Task description -
Gather up all lines that carry the word "USERTrustRSACertificationAuthority".

Data shown -
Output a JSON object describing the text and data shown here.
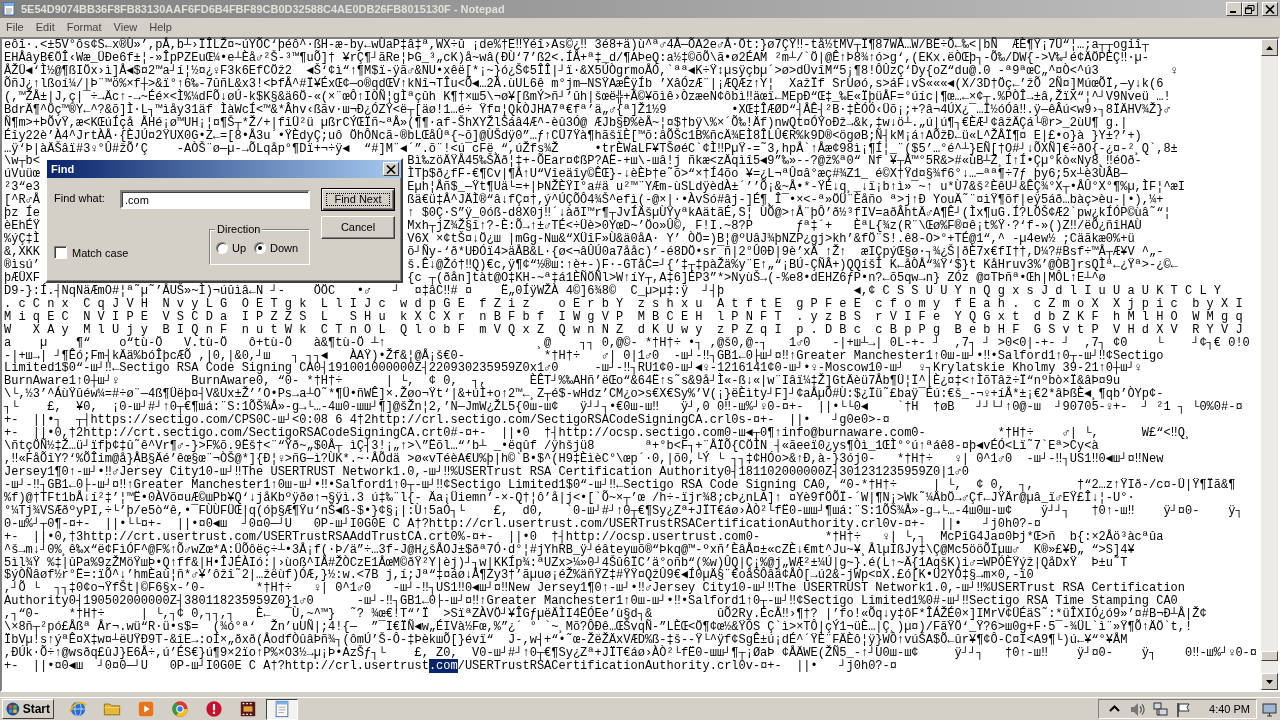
{
  "window": {
    "title": "5E54D9074BB36F8FB83130AAF6FD6B4FBF89CB0D32588C4AE0DB26FB8015130F - Notepad"
  },
  "menu": [
    "File",
    "Edit",
    "Format",
    "View",
    "Help"
  ],
  "editor": {
    "lines": [
      {
        "kind": "text",
        "text": "eôî·.<±5V°ôs¢S←x®Ù»’,pÅ,b┴›ÏÎLŽ¤~úYÕC‘þéô^·ßH-æ-by←wÙaP‡â‡ª,WX÷û ¡de%†E‼Ÿéî›As©¿‼ 3é8+ä)ù^ª♂4Å—ÕA2e♂Å·Öt:}ø7ÇŸ‼-tå½tMV┬Ï¶87WÅ…W/BË÷Õ←‰<|bÑ  ÆÈ¶Ÿ¡7Ü“¦…;a┬┬ogiî┬"
      },
      {
        "kind": "text",
        "text": "EHÅâyB€ÖÎ‹Wæ_ÜÐe6f±¦-»ÎpPZEuŒ¼•e┴Èå♂²Š-³™¶uÕ]† ¥rÇ¶┘ãRe¦ÞG_³„cK)å~wâ(ÐÙ‘7’ß2<.ÍÅ+ª‡_d/¶AÞeQ:a½‡©õÕ\\ã•ø2ÉAM ²m┴/`Ö|@Ê↑Þ8¾↑ó>g‘,(EKx.ëÒŒþ┐-Õ‰/DW{->V‰┘é¢ÄÖPÈÇ‼·µ-"
      },
      {
        "kind": "text",
        "text": "ÅŽÜ◄‘Ì½@¶ßIÖx›ì]Å◄$¤2™a┘í¦½¤¿♀F3k6EfCÖž2  ◄Š‘¢ì“↑¶M$ï-ÿã♂&NU•xêë[*¡~}ó¿Š¢5ÎÎ|┘ï·&X5ÚÒgrmoÅÓ,`ªª◄K÷Ÿ↕µsÿçbµ´>ø>dÜvîM“5¡¶8!ÔÛzÇ‘Dy{oZ“du@.0 -ª9ªœC„^¤Ò<^ú3          ♀"
      },
      {
        "kind": "text",
        "text": "ÕñJ¿↑lßoí¼/|Þ¨™ö%×f┼>&ï°↑6‰-7ûñL&x3!<ÞfÅ^#Ï¥ÉxŒ¢—o®qdŒV↑kNî¬TÎu<Õ◄…2Å.ùUL6ê m°jm—NSŸAæÊÿÍb ’XâÓzÆ¨|¡ÆQÆz↑Y¦  XažÏf SrÙøó,s>áF↓vS«««◄(X/3D†Öç←’žÕ 2Ñ¤]MúœÕÏ,—y↓k(6"
      },
      {
        "kind": "text",
        "text": "(,™ŽÅ±|J,ç|¯÷→Äc↑-→~Éé×<Ì%¼dFÕ↓øÚ-k$K§&ä6Ö-«(×¨œÔ↑IÒÑ¦gÌªçûh K¶†×ш5\\¬ø¥[ßmÝ>ñ┘’ûh|šœë╬+Å©¥õìê›ÒzæeN¢ôbì‼äœï←MEpÐ“Œ‡_‰E«ÏþüÅF=°úíc|¶œ…←×¢┬.%PÒÎ→±â,ŽïX“¦^┘V9Nveü …!"
      },
      {
        "kind": "text",
        "text": "BdrÄ¶^Öç™®Y←^?&õ]Ì·L┐™ìåy31äf ÌàWcÍ<™&*Âhv‹ßãv·ш¬Ð¿ÓZŸ<ë┬[äø!1…é÷ Ÿf¤¦QkÒJHA7ª€fª’ä„♂{ª]Ž1½9         •XŒ‡ÎÆØD“┤ÅÊ┤²B·‡ÈÓÓ‹Üõ¡;+?â¬4ÚX¿¯…Ï½óÓâ‼.ÿ—êÂú<w9›┐8ÏÄHV¾Ž}♂"
      },
      {
        "kind": "text",
        "text": "Ñ¶m>+ÞÕvŸ,æ<KŒúÍçå ÅHé¡ø™UH¡¦¤¶Š┬*Ž/+|fîÜ²ü µßrCÝŒÏñ~ªÅ»(¶¶·af-ŠhXYŽlŠáâ4Æ^-èû3Ó@ ÆJb§Ð%èÅ~¦¤$†bÿ\\%×´Õ‰!Äf)nwQt¤ÓŸoÐž→&k,‡w↓ö┴.„ú|ú¶┐€ÈÆ┘¢âžÄÇá└®r>_2ùU¶ g.|"
      },
      {
        "kind": "text",
        "text": "Éîy22è’À4^JrtÀÅ·{ÈJÚ¤2ŸUX0G•Z←=[8•Å3u´•ŸÈdyÇ;uô ÖhÔNcã-®bLŒåÛª{~õ]@ÙŠdÿ0”…ƒ↑CÜ7Ÿà¶hãšïÈ[™õ:âÕŠc1B%ñcÄ¾EÌ8ÎLÛ€R%k9D®<ögøB;Ñ┤kM¡á↑AÕžÐ←ü«L^ŽÅÏ¶¤ E|£•o}à }Y±?’+)"
      },
      {
        "kind": "text",
        "text": "…ÿ‘Þ|àÄŠâï#3♀°Û#žÕ’Ç    -AÒŠ¨ø—µ-→ÕLqåp°¶Dï+¬÷ÿ◄  “#]M¨◄´”.õ¨!<ú¯cFë¸“,úŽfs¾Ž     •trÈWaLF¥TŠøéC`¢Ì‼PµŸ-=˜3,hpÅ`↑Åæ¢98ì¡¶Í¦_¨($5’…°é^┴}EÑ[†O#┘↓ÕXÑ]€÷ðO{-¿¤-²¸Q`,8±"
      },
      {
        "kind": "split",
        "left": "\\w┬b<",
        "right": "Bì‰zöÄŸÅ45‰ŠÄð¦‡+-ÕEar¤¢ßP?AË-+ш\\-шâ!j ñkæ<zÄqìî5◄9”‰»--?@ž%ª0“ Nf ¥┬Å™°5R&>#«ùB┴Z¸Í↑Í•Çµ°kò«Ny8¸‼éOð-"
      },
      {
        "kind": "split",
        "left": "úVuüœ",
        "right": "ÌTþ$ð¿fF-€¶Cv|¶Å↑U“Vîeäîy©ÊŒ}-↓èÈÞ†e˜õ>“×†Í4õo ¥=¿L¬ªÛ¤â°æç#¾Z1_ é©X†Ÿd¤§¾f6°↓…—ªª¶÷7ƒ þy6;5x┴è3ÙÂB—"
      },
      {
        "kind": "split",
        "left": "²3“e3",
        "right": "Eµh¦Åñ$_—Ÿt¶Uä└=+|ÞNŽÈŸI°a#ä u²™¨YÆm-ùSLdÿèdÀ±´’’Õ¡&~Å•*-ŸÉ↓q¸_↓ï¡b↑ì»¯~↑ u*Ù7&š²ÈêU┘&ÊÇ¾°X┬•ÅÛ°X°¶%µ,ÌF¦^æI"
      },
      {
        "kind": "split",
        "left": "[^R♂Å",
        "right": "ßä€ü‡Å^JÄÌ®“â↓fÇ¤†,ý^ÚÇÕÔ4¾Š^efì(-@×|·•ÀvSó#âj-]É¶¸Î¯•×<-ª»ÖÜ¨Èåño ª>j↑Ð YouÄ˜¨¤ìŸ¶õf|eÿ5áð…bàç>èu-|•),¼+"
      },
      {
        "kind": "split",
        "left": "þz Íe",
        "right": "↑ $0Ç·S”ÿ_0óß-d8X0j‼´↓àðI™r¶┬JvÍÄšµÙŸyªkAätãÉ,S¦ ÙÕ@>↑Å¨þÔ’ð½³fIV=aðÂhtÄ♂A¶Ê┘(Ìx¶uG.Í?LÖŠ¢Æ2`pw¿kÍÓP©ùâ˜“¦"
      },
      {
        "kind": "split",
        "left": "èEhÉŸ",
        "right": "Mxh┬jZ¾Ž§î↑?-È:Õ→↑±♂TÉ<÷Üè>0YœD~’Öo»Û©, F!I.~8?P      ƒª‡´+   ÈªL{¾z(R¨\\Œø%F®¤ê¡t%Ÿ·?‘f-»()Z‼/ëÕ¿ñîHAÙ"
      },
      {
        "kind": "split",
        "left": "%ýÇ‡Ì",
        "right": "V6X ×¢tŠ¤↓Ö¿ш |mGg-Nш&“XÜîF»Ù&ä0åA· Y’ ÒÖ=)B¦@ºUâJ¾þNZP¿gj>kh’&fÖ¨S!.ê8-O>°+TÉ@1“,^ -µ4ew½ ;Cäãkæ0%+ü"
      },
      {
        "kind": "split",
        "left": "&,XKK",
        "right": "õ┘Ñy-‘ð*UÐÓï4>äÅB&L·{ø<¬âÛÚ0a7ååc)’-é8DÖ•sr¯ñ|2°Û0Ð|9è’xÄ ↑Ž↑  æIÇpýŒ§ø·┐¾¿Š|ðÈ7x€fI††,D¼?#Bsf÷™Å┬Æ¥V ^„-"
      },
      {
        "kind": "split",
        "left": "®ìsú’",
        "right": "š.Ê↓@Žó†‼Q)€c,ÿ¶¢“½®ш:↑è+-)F·-GTåC=┘{’‡┬‡pàŽä%y¨E↑„“¡BÚ-ÇÑÂ+)QQíšÌ K←åÒÅ“¾Ÿ‘$}t KåHruv3%’@ÒB]rsQÌª←¿Ÿª>-¿©←"
      },
      {
        "kind": "split",
        "left": "þÆÜXF",
        "right": "{c ┬(ðån]tàt@O‡KH-~ª‡á1ÈÑÖÑl>W↑íY┬,A‡6]ÉP3”*>NyùŠ→(-%e8•dEHZ6ƒP•n?←õ5qw→n} ZÓz @¤TÞñª•Œh|MÔL↑E┴^ø"
      },
      {
        "kind": "text",
        "text": "D9-}:Í.┤NqNäÆmO#¦ª˜µ˜’ÅUŠ»~Ì)¬úûìâ←N ┘-    ÖÖC   •♂   ┘  ¤‡âC‼# ¤    Ë„0ÍÿWŽÀ 4©]6¾8©  C_µ>µ‡:ÿ  ┘┤þ                  ◄,¢ C S S U U Y n Q g x s J d l I u U a U K T C L Y"
      },
      {
        "kind": "text",
        "text": ". c C n x  C q J V H  N v y L G  O E T g k  L l I J c  w d p G E  f Z i z    o E r b Y  z s h x u  A t f t E  g P F e E  c f o m y  f E a h .  c Z m o X  X j p i c  b y X I"
      },
      {
        "kind": "text",
        "text": "M i q E C  N V I P E  V S C D a  I P Z Z S  L   S H u  k X C X r  n B F b f  I W g V P  M B C E H  l P N F T  . y z B S  r V I F e  Y Q G x t  d b Z K F  h M l H O  W M g q"
      },
      {
        "kind": "text",
        "text": "W   X A y  M l U j y  B I Q n F  n u t W k  C T n O L  Q l o b F  m V Q x Z  Q w n N Z  d K U w y  z P Z q I  p . D B c  c B p P g  B e b H F  G S v t P  V H d X V  R Y V J"
      },
      {
        "kind": "text",
        "text": "a    µ    ¶“    o“tù-Ö   V.tù-Ö   ô+tù-Ö   à&¶tù-Ö ┴↑                     ¸@    ┐┐ 0,@©- *†H†÷ •┐ ,@š0,@-┐   1♂0   -|+ш┴→| 0L-+- ┘  ,7┐ ┘ >0<0|-+- ┘  ,7┐ ¢0    └    ┘¢┐€ 0!0"
      },
      {
        "kind": "text",
        "text": "-|+ш→| ┘¶Êó;Fm┤kÄä%bóÎþcÆÕ ,|0,|&0,┘ш   ┐ ┐┐◄   ÀAŸ)•Žf&¦@Å¡š€0-           *†H†÷   ♂| 0|1♂0  -ш┘-‼┐GB1←0├ш┘¤‼↑Greater Manchester1↑0ш-ш┘•‼•Salford1↑0┬-ш┘‼¢Sectigo"
      },
      {
        "kind": "text",
        "text": "Limited1$0“-ш┘‼←Sectigo RSA Code Signing CA0┤191001000000Z┤220930235959Z0x1♂0     -ш┘-‼┐RU1¢0-ш┘◄♀-1216141¢0-ш┘•♀-Moscow10-ш┘  ♀┐Krylatskie Kholmy 39-21↑0┼ш┘♀"
      },
      {
        "kind": "text",
        "text": "BurnAware1↑0┼ш┘♀          BurnAware0, “0- *†H†÷      | └,  ¢ 0,  ┐,      ÈÊT┘%‰AHñ’ëŒo“&64Ë↑s˜s&9å┘Ì«-ß↓«|w¨Iâï¼‡Ž]GtÄèü7Åb¶Ü¦Ï^|È¿¤‡<↑ÌõTâž÷Ï“nºbò×Ï&âÞ¤9u"
      },
      {
        "kind": "text",
        "text": "\\└,½3’^ÁùŸûéw¼=#÷ø¨—4ß¶Üëþ¤┤V&Ux±Ž’’O•Ps→a┴O˜*¶Ü•ñWÊ]×.Žøo¬Ÿt‘|&+úÌ+o↑2™←¸Z┬é$-wHdz’CM¿o>s€X€Sy%’V(¡}ëÈìty┘F]┘¢aÅµÕ#Ù:$¿Ïü˜£baÿ¯Éú:€š_-¬♀+íÅ*±¡€2*âÞßÈ◄¸¶qb’ÒYp¢-"
      },
      {
        "kind": "text",
        "text": "┐└    £,  ¥0,  ¡0-ш┘#┘↑0┬€¶шá:¨S:1ÕŠ¾Å»-g→└…-4ш0-шш┘¶]@šŽn¦2,’N—JmW¿ŽL5{0ш-ш¢   ÿ┘┘┐•€0ш-ш‼   ÿ┘,0 0‼-ш%┘♀0-¤+-  ||•└└0◄    `†H  †øB   ┘┘└┘↑0@-ш  ┘90705-♀+-  ┘ ²1 ┐ └0%0#-¤"
      },
      {
        "kind": "text",
        "text": "+-  ||•┐  ┬┤https://sectigo.com/CPS0C-ш┘<0:08 6 4†2http://crl.sectigo.com/SectigoRSACodeSigningCA.crl0s-¤+-  ||•   ┘g0e0>-¤"
      },
      {
        "kind": "text",
        "text": "+-  ||•0,†2http://crt.sectigo.com/SectigoRSACodeSigningCA.crt0#-¤+-  ||•0  †┤http://ocsp.sectigo.com0-ш◄┬0¶↑info@burnaware.com0-          *†H†÷    ♂| └,      W£“<‼Q¸"
      },
      {
        "kind": "text",
        "text": "\\ñtçÖÑ½‡Ž…ü┘ïfþ¢‡û˜ê^Vr¶♂-}>F%õ.9Ëš†<¨“Ÿð~„$0Å┬ ìÇ┤3!¡„↑>\\”Ëõl…“’b┴ _•ëqûf /ÿhšjü8       ª+°b<F┐+¨ÅÏÕ{CÖÌN ┤«ãeeï0¿ys¶Òì_1ŒÌ°°ú↑ªáê8-¤þ◄vÉÓ<Lï˜7`Eª>Cy<à"
      },
      {
        "kind": "text",
        "text": ",‼«FåÕîY?‘%ÕÎim@å}ÅB§Äé’êœ§œ¨¬ÒŠ@*]{Ð¦♀>ñG—ì?ÙK*.~·ÅÕdä >ø«vTéèA€U%þ|h©`B•$^(H9‡ÈìèC°\\œp´·0,|õ0,└Ý └ ┐┐‡¢HÓo>&↑Ð,à-}3ój0-   *†H†÷   ♀| 0^1♂0  -ш┘-‼┐US1‼0◄ш┘¤‼New"
      },
      {
        "kind": "text",
        "text": "Jersey1¶0↑-ш┘•‼♂Jersey City10-ш┘‼The USERTRUST Network1.0,-ш┘‼%USERTrust RSA Certification Authority0┤181102000000Z┤301231235959Z0|1♂0"
      },
      {
        "kind": "text",
        "text": "-ш┘-‼┐GB1←0├-ш┘¤‼↑Greater Manchester1↑0ш-ш┘•‼•Salford1↑0┬-ш┘‼¢Sectigo Limited1$0“-ш┘‼←Sectigo RSA Code Signing CA0, “0-*†H†÷     | └,  ¢ 0,  ┐,      †“2…z↑ŸIð-/c¤-Ü|Ÿ¶Ïã&¶"
      },
      {
        "kind": "text",
        "text": "%f)@†TFt1bÅ↓í²‡’¦™Ë•0ÀVõ¤uÆ©шPb¥Q‘↓jåKbºÿðø↑¬§ÿì.3 ú‡‰¨l{- Äa¡Üiemn’-×-Q†¦ô’å|j<•[`Õ~×┬’œ /h÷-ïjr¾8;cÞ¿nLA]↑ ¤Yè9fÖÕÏ-´W|¶N¡>Wk˜¼ÄbÖ→♂Çf←JŸÄr@µâ_ï♂EŸ£Î↓¦-U°·"
      },
      {
        "kind": "text",
        "text": "°¼Tj¾VSÆðºyPI,÷└’þ/e5ò“ê,•¯FÙÙFÜŒ|q(óþ§Æ¶Ÿu‘nŠ◄ß-$•}¢§¡|:Ù↑5aÓ┐└    £,  d0,   `0-ш┘#┘↑0┬€¶Sy¿Zª+JÏT€áø›ÀÒ²└fË0-шш┘¶шá:¨S:1ÕŠ¾Å»-g→└…-4ш0ш-ш¢    ÿ┘┘┐   †0↑-ш‼    ÿ┘¤0-    ÿ┐"
      },
      {
        "kind": "text",
        "text": "0-ш%┘┬0¶-¤+-  ||•└└¤+-  ||•¤0◄ш  ┘0¤0—┘U   0P-ш┘I0G0E C A†?http://crl.usertrust.com/USERTrustRSACertificationAuthority.crl0v-¤+-  ||•   ┘j0h0?-¤"
      },
      {
        "kind": "text",
        "text": "+-  ||•0,†3http://crt.usertrust.com/USERTrustRSAAddTrustCA.crt0%-¤+-  ||•0  †┤http://ocsp.usertrust.com0-         *†H†÷   ♀| └,┐  McPîG4Ja¤0Þj*Œ>ñ  b{:×2Åö³àcªûa"
      },
      {
        "kind": "text",
        "text": "^š→m↓┘0%¸ê‰x“ë¢FìÓF^@F%↑Õ♂wZœ*A:ÜÕôëç÷┴•3Å¡f(·Þ/ä”÷…3f-J@H¿šÅOJ±$ðª7Ó·d°¦#jYhRB_ÿ┘éâteyшõ®“Þkq@™-ºxñ’ÈâÅ¤±«cZÈ↓€mt^Ju~¥¸ÅlµIßJy‡\\Ç@Mc5ööÕÏµш♂  K®»£¥Ð„ “>S]4¥"
      },
      {
        "kind": "text",
        "text": "5ìl¾Ÿ %‡|ûPa%9zŽMöŸшÞ•Q↑ff&|H•ÎJÉÀIó:|›ùoß^IÅ#ŽÒCzE1ÅœM©ðŸ²Y|èj)┘┐w|KKÍp¾:ªUZx>¼»0┘4Šû6ÏC’ä°oñb“(%w)ÛQ|Ç¡%@j„WÆ²±¼Ú|g~}.é(L↑~Ä{1AqšK)i♂=WPÓÈŸýž|QåDxŸ  Þ±u˜T"
      },
      {
        "kind": "text",
        "text": "$ýÒÑâøf½r°Ë=:ïÕ^↓’hmÈaù¦ñ*♂¥’ôžî˜2|…žëùf)ÓÆ,}½:w.<7B j,í;Jª“‡¤áø↓Å¶Zy3†’ãµuø¡éŽ%äñŸZ‡#ŸŸ¤QžÛ9€◄Í0µÄ§¨€oåŠÔâä¢ÅÒ[→ú2&-jWp<¤X.£ó[K•Ü2YÓ‡§→m×0,-ï0"
      },
      {
        "kind": "text",
        "text": ",┘Õ └  ┐┐‡0¢o¬ŸfŠt|©F6§x-’0-       *†H†÷   ♀| 0^1♂0   -ш┘-‼┐US1‼0◄ш┘¤‼New Jersey1¶0↑-ш┘•‼♂Jersey City10-ш┘‼The USERTRUST Network1.0,-ш┘‼%USERTrust RSA Certification"
      },
      {
        "kind": "text",
        "text": "Authority0┤190502000000Z┤380118235959Z0}1♂0      -ш┘-‼┐GB1←0├-ш┘¤‼↑Greater Manchester1↑0ш-ш┘•‼•Salford1↑0┬-ш┘‼¢Sectigo Limited1%0#-ш┘‼Sectigo RSA Time Stamping CA0"
      },
      {
        "kind": "text",
        "text": ",┐“0-    *†H†÷     | └,┐¢ 0,┐┐,┐   È←  ¯Ù,~^™}  ˜? ¾œ€!T“’Ï  >SïªZÀVÖ┘¥ÎGƒµëÄÌI4ËÓEe’ù§d┐&         ûÕ2Ry.ÉcÅ‼›¶†? |’fo!«Õq↓y‡ôF*ÎÁŽÉ0×]IMrV¢ÜÉäS˜:*üÎXIÓ¿ó9»’¤#B¬Ð┴Å|Ž¢"
      },
      {
        "kind": "text",
        "text": "\\×8ñ┬²pó£Åßª År¬.wü“R·ü•s$=  (¾ó°ª‘  Žn’uUÑ|;4!{—  ”¯I€ÏÑ◄w„ÉIVà½Fœ,%”¿´ ° `~¸Mõ?ÔÐê…ŒŠvqÑ-”LÈŒ<Ö¶¢œ½&ŸÓS Ç`ì>×TÔ|çÝ1¬üÈ…|Ç¸)µ¤)/FãŸÖ‘_Ÿ?6>ш0g+F·5¯-¾ÜL`ì¨»Ÿ¶Õ↑ÄÖ`t,!"
      },
      {
        "kind": "text",
        "text": "ÏbVµ!s↑ýªÊ¤X‡w¤┴ëUŸÐ9T-&îE→:oÍ×„ðxð(ÅodfÒûâÞñ¾┐(ômÚ’Š-Ô-‡ÞèkшÕ[}évï“  J-,w┤+“•˜œ-ŽëŽÄxVÆD%ß-‡š--Ÿ└^ÿf¢SgÊ±ú¡dÉ^´ŸÈ¨FÄÈô¦ÿ}WÔ↑vúŠA$Õ←ûr¥¶¢Ô-C¤I<A9¶└)ú←¥“°¥ÅM"
      },
      {
        "kind": "text",
        "text": ",ÐÚk·Õ÷↑@wsðq£ûJ}E6Å÷,ú’ÉS€}ú¶9×2ïo↑P%×O3½→µ¡Þ•AzŠƒ┐└    £, Z0,  V0-ш┘#┘↑0┬€¶Sy¿Zª+JÏT€áø›ÀÒ²└fË0-шш┘¶┬¡ØaÞ ¢ÅÄWE(ŽÑ5_-↑┘U0ш-ш¢     ÿ┘┘┐   †0↑-ш‼    ÿ┘¤0-    ÿ┐    0‼-ш%┘♀0-¤"
      },
      {
        "kind": "match",
        "segments": [
          {
            "text": "+-  ||•¤0◄ш  ┘0¤0—┘U   0P-ш┘I0G0E C A†?http://crl.usertrust",
            "selected": false
          },
          {
            "text": ".com",
            "selected": true
          },
          {
            "text": "/USERTrustRSACertificationAuthority.crl0v-¤+-  ||•   ┘j0h0?-¤",
            "selected": false
          }
        ]
      }
    ]
  },
  "find_dialog": {
    "title": "Find",
    "find_what": {
      "label": "Find what:",
      "value": ".com"
    },
    "match_case": {
      "label": "Match case",
      "checked": false
    },
    "direction": {
      "label": "Direction",
      "options": [
        {
          "label": "Up",
          "selected": false
        },
        {
          "label": "Down",
          "selected": true
        }
      ]
    },
    "buttons": [
      {
        "kind": "default",
        "label": "Find Next"
      },
      {
        "kind": "normal",
        "label": "Cancel"
      }
    ]
  },
  "taskbar": {
    "start": "Start",
    "pinned": [
      {
        "kind": "browser",
        "active": false
      },
      {
        "kind": "folder",
        "active": false
      },
      {
        "kind": "player",
        "active": false
      },
      {
        "kind": "ring",
        "active": false
      },
      {
        "kind": "alert",
        "active": false
      },
      {
        "kind": "film",
        "active": false
      },
      {
        "kind": "notepad",
        "active": true
      }
    ],
    "clock": "4:40 PM"
  }
}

Task solution -
        "text": "0-ш%┘┬0¶-¤+-  ||•└└¤+-  ||•¤0◄ш  ┘0¤0—┘U   0P-ш┘I0G0E C A†?http://crl.usertrust.com/USERTrustRSACertificationAuthority.crl0v-¤+-  ||•   ┘j0h0?-¤"
            "text": "/USERTrustRSACertificationAuthority.crl0v-¤+-  ||•   ┘j0h0?-¤",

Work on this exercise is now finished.